**Provided records:**
==*==
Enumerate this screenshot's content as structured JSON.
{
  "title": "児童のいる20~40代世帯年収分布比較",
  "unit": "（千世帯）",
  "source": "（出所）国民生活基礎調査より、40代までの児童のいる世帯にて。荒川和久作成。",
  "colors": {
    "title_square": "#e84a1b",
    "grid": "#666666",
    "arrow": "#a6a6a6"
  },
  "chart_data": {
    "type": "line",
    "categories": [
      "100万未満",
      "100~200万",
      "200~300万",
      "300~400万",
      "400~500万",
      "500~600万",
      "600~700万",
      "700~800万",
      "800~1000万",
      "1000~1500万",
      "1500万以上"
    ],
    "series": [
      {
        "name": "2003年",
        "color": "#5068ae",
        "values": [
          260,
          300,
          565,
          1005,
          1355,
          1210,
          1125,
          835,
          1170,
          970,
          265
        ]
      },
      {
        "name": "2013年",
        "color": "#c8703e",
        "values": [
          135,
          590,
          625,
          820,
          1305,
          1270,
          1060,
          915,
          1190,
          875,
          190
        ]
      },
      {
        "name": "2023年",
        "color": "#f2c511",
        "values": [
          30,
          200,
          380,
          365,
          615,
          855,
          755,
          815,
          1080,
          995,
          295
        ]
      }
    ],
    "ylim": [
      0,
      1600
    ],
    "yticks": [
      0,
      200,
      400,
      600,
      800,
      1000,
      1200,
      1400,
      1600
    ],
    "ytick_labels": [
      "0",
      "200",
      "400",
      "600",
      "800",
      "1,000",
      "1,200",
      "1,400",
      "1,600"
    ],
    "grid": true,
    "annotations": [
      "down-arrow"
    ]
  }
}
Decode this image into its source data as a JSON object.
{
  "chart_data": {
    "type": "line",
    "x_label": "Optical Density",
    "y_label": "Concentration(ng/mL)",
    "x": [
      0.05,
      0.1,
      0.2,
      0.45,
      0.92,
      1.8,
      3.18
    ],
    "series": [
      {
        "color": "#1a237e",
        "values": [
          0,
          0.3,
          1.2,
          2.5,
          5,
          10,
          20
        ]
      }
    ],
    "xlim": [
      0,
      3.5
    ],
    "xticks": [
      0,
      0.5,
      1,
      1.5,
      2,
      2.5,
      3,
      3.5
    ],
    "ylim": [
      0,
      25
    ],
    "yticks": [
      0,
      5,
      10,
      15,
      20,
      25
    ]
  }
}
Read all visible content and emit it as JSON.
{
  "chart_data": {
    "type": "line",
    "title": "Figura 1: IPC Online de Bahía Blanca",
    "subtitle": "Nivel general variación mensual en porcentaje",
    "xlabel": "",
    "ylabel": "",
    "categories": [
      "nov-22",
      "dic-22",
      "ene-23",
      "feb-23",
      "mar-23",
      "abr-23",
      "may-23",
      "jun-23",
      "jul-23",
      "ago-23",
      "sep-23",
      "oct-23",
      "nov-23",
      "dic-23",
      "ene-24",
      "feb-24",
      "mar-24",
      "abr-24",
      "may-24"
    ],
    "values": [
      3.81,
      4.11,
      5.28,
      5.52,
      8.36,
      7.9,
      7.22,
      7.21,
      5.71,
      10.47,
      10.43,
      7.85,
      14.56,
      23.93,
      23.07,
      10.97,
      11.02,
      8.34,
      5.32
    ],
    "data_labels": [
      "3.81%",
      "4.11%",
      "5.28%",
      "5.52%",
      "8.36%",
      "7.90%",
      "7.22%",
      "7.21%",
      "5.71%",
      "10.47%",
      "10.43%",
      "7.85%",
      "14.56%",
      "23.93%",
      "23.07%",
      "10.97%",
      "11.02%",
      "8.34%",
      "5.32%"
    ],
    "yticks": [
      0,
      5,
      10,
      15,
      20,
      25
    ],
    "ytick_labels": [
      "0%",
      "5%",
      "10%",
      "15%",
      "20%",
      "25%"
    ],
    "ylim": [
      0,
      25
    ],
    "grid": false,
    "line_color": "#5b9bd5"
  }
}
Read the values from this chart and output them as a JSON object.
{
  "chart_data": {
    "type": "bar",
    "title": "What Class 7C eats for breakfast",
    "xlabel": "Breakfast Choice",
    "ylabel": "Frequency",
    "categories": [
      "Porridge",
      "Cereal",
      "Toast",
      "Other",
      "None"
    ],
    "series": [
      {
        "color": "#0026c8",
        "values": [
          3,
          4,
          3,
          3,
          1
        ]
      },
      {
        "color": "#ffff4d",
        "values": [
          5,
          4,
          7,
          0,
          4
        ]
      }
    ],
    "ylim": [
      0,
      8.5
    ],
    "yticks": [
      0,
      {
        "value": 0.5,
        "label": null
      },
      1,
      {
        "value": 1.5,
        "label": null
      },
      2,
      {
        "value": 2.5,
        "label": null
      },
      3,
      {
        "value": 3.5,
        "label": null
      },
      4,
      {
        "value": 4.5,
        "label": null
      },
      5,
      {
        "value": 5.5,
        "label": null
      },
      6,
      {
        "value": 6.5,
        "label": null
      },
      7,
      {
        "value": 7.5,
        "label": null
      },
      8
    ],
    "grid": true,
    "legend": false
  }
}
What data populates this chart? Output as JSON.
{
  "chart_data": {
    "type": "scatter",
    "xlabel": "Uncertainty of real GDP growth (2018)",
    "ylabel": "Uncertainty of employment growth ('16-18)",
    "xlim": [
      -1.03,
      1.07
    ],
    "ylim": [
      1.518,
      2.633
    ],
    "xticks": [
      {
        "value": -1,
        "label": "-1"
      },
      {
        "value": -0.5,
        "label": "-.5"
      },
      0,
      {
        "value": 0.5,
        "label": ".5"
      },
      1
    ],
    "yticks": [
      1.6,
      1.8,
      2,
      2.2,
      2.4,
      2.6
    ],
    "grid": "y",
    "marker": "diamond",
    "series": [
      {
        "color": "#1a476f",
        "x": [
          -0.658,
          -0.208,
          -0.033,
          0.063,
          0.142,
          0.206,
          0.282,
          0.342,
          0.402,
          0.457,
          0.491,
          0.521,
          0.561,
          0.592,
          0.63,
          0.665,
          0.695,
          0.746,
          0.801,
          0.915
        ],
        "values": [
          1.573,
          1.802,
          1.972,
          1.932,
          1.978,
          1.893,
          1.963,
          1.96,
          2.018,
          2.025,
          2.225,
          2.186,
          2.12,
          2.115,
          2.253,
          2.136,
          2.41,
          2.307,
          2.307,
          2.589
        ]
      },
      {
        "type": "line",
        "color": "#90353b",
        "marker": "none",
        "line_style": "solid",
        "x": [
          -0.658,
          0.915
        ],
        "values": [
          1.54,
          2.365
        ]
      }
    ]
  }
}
==*==
**Given exercise:**
Retype the material in full, character for character.

**Response to this exercise:**
Enumerate this screenshot's content as structured JSON.
{
  "title": "児童のいる20~40代世帯年収分布比較",
  "unit": "（千世帯）",
  "source": "（出所）国民生活基礎調査より、40代までの児童のいる世帯にて。荒川和久作成。",
  "colors": {
    "title_square": "#e84a1b",
    "grid": "#666666",
    "arrow": "#a6a6a6"
  },
  "chart_data": {
    "type": "line",
    "categories": [
      "100万未満",
      "100~200万",
      "200~300万",
      "300~400万",
      "400~500万",
      "500~600万",
      "600~700万",
      "700~800万",
      "800~1000万",
      "1000~1500万",
      "1500万以上"
    ],
    "series": [
      {
        "name": "2003年",
        "color": "#5068ae",
        "values": [
          260,
          300,
          565,
          1005,
          1355,
          1210,
          1125,
          835,
          1170,
          970,
          265
        ]
      },
      {
        "name": "2013年",
        "color": "#c8703e",
        "values": [
          135,
          590,
          625,
          820,
          1305,
          1270,
          1060,
          915,
          1190,
          875,
          190
        ]
      },
      {
        "name": "2023年",
        "color": "#f2c511",
        "values": [
          30,
          200,
          380,
          365,
          615,
          855,
          755,
          815,
          1080,
          995,
          295
        ]
      }
    ],
    "ylim": [
      0,
      1600
    ],
    "yticks": [
      0,
      200,
      400,
      600,
      800,
      1000,
      1200,
      1400,
      1600
    ],
    "ytick_labels": [
      "0",
      "200",
      "400",
      "600",
      "800",
      "1,000",
      "1,200",
      "1,400",
      "1,600"
    ],
    "grid": true,
    "annotations": [
      "down-arrow"
    ]
  }
}
Decode this image into its source data as a JSON object.
{
  "chart_data": {
    "type": "line",
    "x_label": "Optical Density",
    "y_label": "Concentration(ng/mL)",
    "x": [
      0.05,
      0.1,
      0.2,
      0.45,
      0.92,
      1.8,
      3.18
    ],
    "series": [
      {
        "color": "#1a237e",
        "values": [
          0,
          0.3,
          1.2,
          2.5,
          5,
          10,
          20
        ]
      }
    ],
    "xlim": [
      0,
      3.5
    ],
    "xticks": [
      0,
      0.5,
      1,
      1.5,
      2,
      2.5,
      3,
      3.5
    ],
    "ylim": [
      0,
      25
    ],
    "yticks": [
      0,
      5,
      10,
      15,
      20,
      25
    ]
  }
}
Read all visible content and emit it as JSON.
{
  "chart_data": {
    "type": "line",
    "title": "Figura 1: IPC Online de Bahía Blanca",
    "subtitle": "Nivel general variación mensual en porcentaje",
    "xlabel": "",
    "ylabel": "",
    "categories": [
      "nov-22",
      "dic-22",
      "ene-23",
      "feb-23",
      "mar-23",
      "abr-23",
      "may-23",
      "jun-23",
      "jul-23",
      "ago-23",
      "sep-23",
      "oct-23",
      "nov-23",
      "dic-23",
      "ene-24",
      "feb-24",
      "mar-24",
      "abr-24",
      "may-24"
    ],
    "values": [
      3.81,
      4.11,
      5.28,
      5.52,
      8.36,
      7.9,
      7.22,
      7.21,
      5.71,
      10.47,
      10.43,
      7.85,
      14.56,
      23.93,
      23.07,
      10.97,
      11.02,
      8.34,
      5.32
    ],
    "data_labels": [
      "3.81%",
      "4.11%",
      "5.28%",
      "5.52%",
      "8.36%",
      "7.90%",
      "7.22%",
      "7.21%",
      "5.71%",
      "10.47%",
      "10.43%",
      "7.85%",
      "14.56%",
      "23.93%",
      "23.07%",
      "10.97%",
      "11.02%",
      "8.34%",
      "5.32%"
    ],
    "yticks": [
      0,
      5,
      10,
      15,
      20,
      25
    ],
    "ytick_labels": [
      "0%",
      "5%",
      "10%",
      "15%",
      "20%",
      "25%"
    ],
    "ylim": [
      0,
      25
    ],
    "grid": false,
    "line_color": "#5b9bd5"
  }
}
Read the values from this chart and output them as a JSON object.
{
  "chart_data": {
    "type": "bar",
    "title": "What Class 7C eats for breakfast",
    "xlabel": "Breakfast Choice",
    "ylabel": "Frequency",
    "categories": [
      "Porridge",
      "Cereal",
      "Toast",
      "Other",
      "None"
    ],
    "series": [
      {
        "color": "#0026c8",
        "values": [
          3,
          4,
          3,
          3,
          1
        ]
      },
      {
        "color": "#ffff4d",
        "values": [
          5,
          4,
          7,
          0,
          4
        ]
      }
    ],
    "ylim": [
      0,
      8.5
    ],
    "yticks": [
      0,
      {
        "value": 0.5,
        "label": null
      },
      1,
      {
        "value": 1.5,
        "label": null
      },
      2,
      {
        "value": 2.5,
        "label": null
      },
      3,
      {
        "value": 3.5,
        "label": null
      },
      4,
      {
        "value": 4.5,
        "label": null
      },
      5,
      {
        "value": 5.5,
        "label": null
      },
      6,
      {
        "value": 6.5,
        "label": null
      },
      7,
      {
        "value": 7.5,
        "label": null
      },
      8
    ],
    "grid": true,
    "legend": false
  }
}
What data populates this chart? Output as JSON.
{
  "chart_data": {
    "type": "scatter",
    "xlabel": "Uncertainty of real GDP growth (2018)",
    "ylabel": "Uncertainty of employment growth ('16-18)",
    "xlim": [
      -1.03,
      1.07
    ],
    "ylim": [
      1.518,
      2.633
    ],
    "xticks": [
      {
        "value": -1,
        "label": "-1"
      },
      {
        "value": -0.5,
        "label": "-.5"
      },
      0,
      {
        "value": 0.5,
        "label": ".5"
      },
      1
    ],
    "yticks": [
      1.6,
      1.8,
      2,
      2.2,
      2.4,
      2.6
    ],
    "grid": "y",
    "marker": "diamond",
    "series": [
      {
        "color": "#1a476f",
        "x": [
          -0.658,
          -0.208,
          -0.033,
          0.063,
          0.142,
          0.206,
          0.282,
          0.342,
          0.402,
          0.457,
          0.491,
          0.521,
          0.561,
          0.592,
          0.63,
          0.665,
          0.695,
          0.746,
          0.801,
          0.915
        ],
        "values": [
          1.573,
          1.802,
          1.972,
          1.932,
          1.978,
          1.893,
          1.963,
          1.96,
          2.018,
          2.025,
          2.225,
          2.186,
          2.12,
          2.115,
          2.253,
          2.136,
          2.41,
          2.307,
          2.307,
          2.589
        ]
      },
      {
        "type": "line",
        "color": "#90353b",
        "marker": "none",
        "line_style": "solid",
        "x": [
          -0.658,
          0.915
        ],
        "values": [
          1.54,
          2.365
        ]
      }
    ]
  }
}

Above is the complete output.